Box coordinate listings:
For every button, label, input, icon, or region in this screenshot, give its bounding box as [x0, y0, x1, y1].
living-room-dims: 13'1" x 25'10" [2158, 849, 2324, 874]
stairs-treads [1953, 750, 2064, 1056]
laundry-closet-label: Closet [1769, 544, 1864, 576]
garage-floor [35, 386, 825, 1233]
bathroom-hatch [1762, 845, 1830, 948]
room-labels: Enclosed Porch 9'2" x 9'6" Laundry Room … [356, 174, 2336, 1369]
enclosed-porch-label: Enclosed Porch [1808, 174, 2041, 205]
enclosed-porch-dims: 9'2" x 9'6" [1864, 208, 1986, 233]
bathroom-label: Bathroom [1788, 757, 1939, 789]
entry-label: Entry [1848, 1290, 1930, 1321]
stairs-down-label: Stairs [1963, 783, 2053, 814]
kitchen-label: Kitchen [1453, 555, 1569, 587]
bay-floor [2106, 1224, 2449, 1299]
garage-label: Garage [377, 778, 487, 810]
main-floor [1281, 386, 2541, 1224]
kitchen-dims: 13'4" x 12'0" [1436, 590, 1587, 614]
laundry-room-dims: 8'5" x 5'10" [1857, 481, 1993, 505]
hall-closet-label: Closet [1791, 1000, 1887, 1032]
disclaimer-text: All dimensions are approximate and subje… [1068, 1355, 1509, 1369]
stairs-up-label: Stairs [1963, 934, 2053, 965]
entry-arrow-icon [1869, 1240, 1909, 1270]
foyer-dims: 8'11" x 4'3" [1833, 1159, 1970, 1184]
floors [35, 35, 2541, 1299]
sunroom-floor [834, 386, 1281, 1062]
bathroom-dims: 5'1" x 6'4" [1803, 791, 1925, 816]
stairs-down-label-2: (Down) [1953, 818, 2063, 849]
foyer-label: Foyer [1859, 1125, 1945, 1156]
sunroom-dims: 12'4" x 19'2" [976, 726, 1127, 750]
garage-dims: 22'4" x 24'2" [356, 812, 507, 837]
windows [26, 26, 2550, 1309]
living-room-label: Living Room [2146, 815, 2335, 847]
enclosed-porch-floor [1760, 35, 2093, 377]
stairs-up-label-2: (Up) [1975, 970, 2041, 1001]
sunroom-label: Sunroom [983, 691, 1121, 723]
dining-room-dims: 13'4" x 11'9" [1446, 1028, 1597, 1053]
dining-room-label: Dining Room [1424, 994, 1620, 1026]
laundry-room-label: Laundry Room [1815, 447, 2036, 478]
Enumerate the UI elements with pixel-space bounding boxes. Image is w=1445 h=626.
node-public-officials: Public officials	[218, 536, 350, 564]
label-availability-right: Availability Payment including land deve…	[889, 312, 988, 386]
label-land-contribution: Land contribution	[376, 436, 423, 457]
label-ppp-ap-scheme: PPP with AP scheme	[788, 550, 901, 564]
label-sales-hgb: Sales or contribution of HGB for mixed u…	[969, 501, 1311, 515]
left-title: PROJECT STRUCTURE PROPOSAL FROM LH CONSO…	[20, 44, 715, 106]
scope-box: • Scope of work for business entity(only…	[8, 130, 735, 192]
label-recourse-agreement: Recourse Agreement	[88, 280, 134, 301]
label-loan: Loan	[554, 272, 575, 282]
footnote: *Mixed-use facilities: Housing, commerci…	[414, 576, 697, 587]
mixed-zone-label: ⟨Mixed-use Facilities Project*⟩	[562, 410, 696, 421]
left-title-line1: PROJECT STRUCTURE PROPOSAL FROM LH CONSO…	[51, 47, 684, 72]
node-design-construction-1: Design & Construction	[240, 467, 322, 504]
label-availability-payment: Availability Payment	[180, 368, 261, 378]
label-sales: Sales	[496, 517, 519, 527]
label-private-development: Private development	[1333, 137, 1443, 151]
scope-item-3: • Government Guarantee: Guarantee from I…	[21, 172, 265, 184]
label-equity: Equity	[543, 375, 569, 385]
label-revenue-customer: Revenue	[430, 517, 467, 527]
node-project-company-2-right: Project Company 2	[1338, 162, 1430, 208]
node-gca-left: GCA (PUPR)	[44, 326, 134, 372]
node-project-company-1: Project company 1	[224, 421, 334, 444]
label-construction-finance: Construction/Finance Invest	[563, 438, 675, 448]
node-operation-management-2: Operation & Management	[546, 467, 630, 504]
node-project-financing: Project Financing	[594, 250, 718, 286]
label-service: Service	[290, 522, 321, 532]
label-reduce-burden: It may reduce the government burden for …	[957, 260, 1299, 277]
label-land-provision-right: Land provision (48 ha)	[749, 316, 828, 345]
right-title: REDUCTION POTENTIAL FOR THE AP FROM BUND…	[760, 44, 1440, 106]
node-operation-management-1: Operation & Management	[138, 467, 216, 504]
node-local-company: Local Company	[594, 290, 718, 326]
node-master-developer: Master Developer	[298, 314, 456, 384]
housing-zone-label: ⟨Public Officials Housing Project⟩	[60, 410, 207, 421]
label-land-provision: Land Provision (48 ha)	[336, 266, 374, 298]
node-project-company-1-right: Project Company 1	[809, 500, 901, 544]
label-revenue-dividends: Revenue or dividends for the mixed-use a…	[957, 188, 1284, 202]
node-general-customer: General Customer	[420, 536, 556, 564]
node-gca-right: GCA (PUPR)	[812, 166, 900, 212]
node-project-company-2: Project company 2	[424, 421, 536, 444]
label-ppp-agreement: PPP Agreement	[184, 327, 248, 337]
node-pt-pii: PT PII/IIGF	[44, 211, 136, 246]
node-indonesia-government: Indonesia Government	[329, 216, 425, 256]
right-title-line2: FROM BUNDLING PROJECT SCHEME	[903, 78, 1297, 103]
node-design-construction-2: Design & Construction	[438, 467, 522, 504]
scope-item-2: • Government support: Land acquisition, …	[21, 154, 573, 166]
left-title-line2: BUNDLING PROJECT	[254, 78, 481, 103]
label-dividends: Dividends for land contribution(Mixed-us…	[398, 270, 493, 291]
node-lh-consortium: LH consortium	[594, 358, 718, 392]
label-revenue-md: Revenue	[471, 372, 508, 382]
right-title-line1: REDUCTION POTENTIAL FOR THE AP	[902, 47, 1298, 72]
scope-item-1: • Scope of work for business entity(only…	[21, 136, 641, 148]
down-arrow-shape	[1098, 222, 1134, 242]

*Stated task*. Rewrite the listing above with "bounding" replaced by "enclosing" and every other part left unchanged.

*Output for this exercise*.
For every button, label, input, icon, or region in this screenshot, give its enclosing box as [x0, y0, x1, y1].
living-room-dims: 13'1" x 25'10" [2158, 849, 2324, 874]
stairs-treads [1953, 750, 2064, 1056]
laundry-closet-label: Closet [1769, 544, 1864, 576]
garage-floor [35, 386, 825, 1233]
bathroom-hatch [1762, 845, 1830, 948]
room-labels: Enclosed Porch 9'2" x 9'6" Laundry Room … [356, 174, 2336, 1369]
enclosed-porch-label: Enclosed Porch [1808, 174, 2041, 205]
enclosed-porch-dims: 9'2" x 9'6" [1864, 208, 1986, 233]
bathroom-label: Bathroom [1788, 757, 1939, 789]
entry-label: Entry [1848, 1290, 1930, 1321]
stairs-down-label: Stairs [1963, 783, 2053, 814]
kitchen-label: Kitchen [1453, 555, 1569, 587]
bay-floor [2106, 1224, 2449, 1299]
garage-label: Garage [377, 778, 487, 810]
main-floor [1281, 386, 2541, 1224]
kitchen-dims: 13'4" x 12'0" [1436, 590, 1587, 614]
laundry-room-dims: 8'5" x 5'10" [1857, 481, 1993, 505]
hall-closet-label: Closet [1791, 1000, 1887, 1032]
disclaimer-text: All dimensions are approximate and subje… [1068, 1355, 1509, 1369]
stairs-up-label: Stairs [1963, 934, 2053, 965]
entry-arrow-icon [1869, 1240, 1909, 1270]
foyer-dims: 8'11" x 4'3" [1833, 1159, 1970, 1184]
floors [35, 35, 2541, 1299]
sunroom-floor [834, 386, 1281, 1062]
bathroom-dims: 5'1" x 6'4" [1803, 791, 1925, 816]
stairs-down-label-2: (Down) [1953, 818, 2063, 849]
foyer-label: Foyer [1859, 1125, 1945, 1156]
sunroom-dims: 12'4" x 19'2" [976, 726, 1127, 750]
garage-dims: 22'4" x 24'2" [356, 812, 507, 837]
windows [26, 26, 2550, 1309]
living-room-label: Living Room [2146, 815, 2335, 847]
enclosed-porch-floor [1760, 35, 2093, 377]
stairs-up-label-2: (Up) [1975, 970, 2041, 1001]
sunroom-label: Sunroom [983, 691, 1121, 723]
dining-room-dims: 13'4" x 11'9" [1446, 1028, 1597, 1053]
dining-room-label: Dining Room [1424, 994, 1620, 1026]
laundry-room-label: Laundry Room [1815, 447, 2036, 478]
Enumerate the UI elements with pixel-space enclosing boxes. Image is w=1445 h=626.
node-public-officials: Public officials	[218, 536, 350, 564]
label-availability-right: Availability Payment including land deve…	[889, 312, 988, 386]
label-land-contribution: Land contribution	[376, 436, 423, 457]
label-ppp-ap-scheme: PPP with AP scheme	[788, 550, 901, 564]
label-sales-hgb: Sales or contribution of HGB for mixed u…	[969, 501, 1311, 515]
left-title: PROJECT STRUCTURE PROPOSAL FROM LH CONSO…	[20, 44, 715, 106]
scope-box: • Scope of work for business entity(only…	[8, 130, 735, 192]
label-recourse-agreement: Recourse Agreement	[88, 280, 134, 301]
label-loan: Loan	[554, 272, 575, 282]
footnote: *Mixed-use facilities: Housing, commerci…	[414, 576, 697, 587]
mixed-zone-label: ⟨Mixed-use Facilities Project*⟩	[562, 410, 696, 421]
left-title-line1: PROJECT STRUCTURE PROPOSAL FROM LH CONSO…	[51, 47, 684, 72]
node-design-construction-1: Design & Construction	[240, 467, 322, 504]
label-availability-payment: Availability Payment	[180, 368, 261, 378]
label-sales: Sales	[496, 517, 519, 527]
label-private-development: Private development	[1333, 137, 1443, 151]
scope-item-3: • Government Guarantee: Guarantee from I…	[21, 172, 265, 184]
label-equity: Equity	[543, 375, 569, 385]
label-revenue-customer: Revenue	[430, 517, 467, 527]
node-project-company-2-right: Project Company 2	[1338, 162, 1430, 208]
node-gca-left: GCA (PUPR)	[44, 326, 134, 372]
node-project-company-1: Project company 1	[224, 421, 334, 444]
label-construction-finance: Construction/Finance Invest	[563, 438, 675, 448]
node-operation-management-2: Operation & Management	[546, 467, 630, 504]
node-project-financing: Project Financing	[594, 250, 718, 286]
label-service: Service	[290, 522, 321, 532]
label-reduce-burden: It may reduce the government burden for …	[957, 260, 1299, 277]
label-land-provision-right: Land provision (48 ha)	[749, 316, 828, 345]
right-title: REDUCTION POTENTIAL FOR THE AP FROM BUND…	[760, 44, 1440, 106]
node-operation-management-1: Operation & Management	[138, 467, 216, 504]
node-local-company: Local Company	[594, 290, 718, 326]
node-master-developer: Master Developer	[298, 314, 456, 384]
housing-zone-label: ⟨Public Officials Housing Project⟩	[60, 410, 207, 421]
label-land-provision: Land Provision (48 ha)	[336, 266, 374, 298]
node-project-company-1-right: Project Company 1	[809, 500, 901, 544]
label-revenue-dividends: Revenue or dividends for the mixed-use a…	[957, 188, 1284, 202]
node-general-customer: General Customer	[420, 536, 556, 564]
node-gca-right: GCA (PUPR)	[812, 166, 900, 212]
node-project-company-2: Project company 2	[424, 421, 536, 444]
label-ppp-agreement: PPP Agreement	[184, 327, 248, 337]
node-pt-pii: PT PII/IIGF	[44, 211, 136, 246]
node-indonesia-government: Indonesia Government	[329, 216, 425, 256]
right-title-line2: FROM BUNDLING PROJECT SCHEME	[903, 78, 1297, 103]
node-design-construction-2: Design & Construction	[438, 467, 522, 504]
scope-item-2: • Government support: Land acquisition, …	[21, 154, 573, 166]
left-title-line2: BUNDLING PROJECT	[254, 78, 481, 103]
label-dividends: Dividends for land contribution(Mixed-us…	[398, 270, 493, 291]
node-lh-consortium: LH consortium	[594, 358, 718, 392]
label-revenue-md: Revenue	[471, 372, 508, 382]
right-title-line1: REDUCTION POTENTIAL FOR THE AP	[902, 47, 1298, 72]
scope-item-1: • Scope of work for business entity(only…	[21, 136, 641, 148]
down-arrow-shape	[1098, 222, 1134, 242]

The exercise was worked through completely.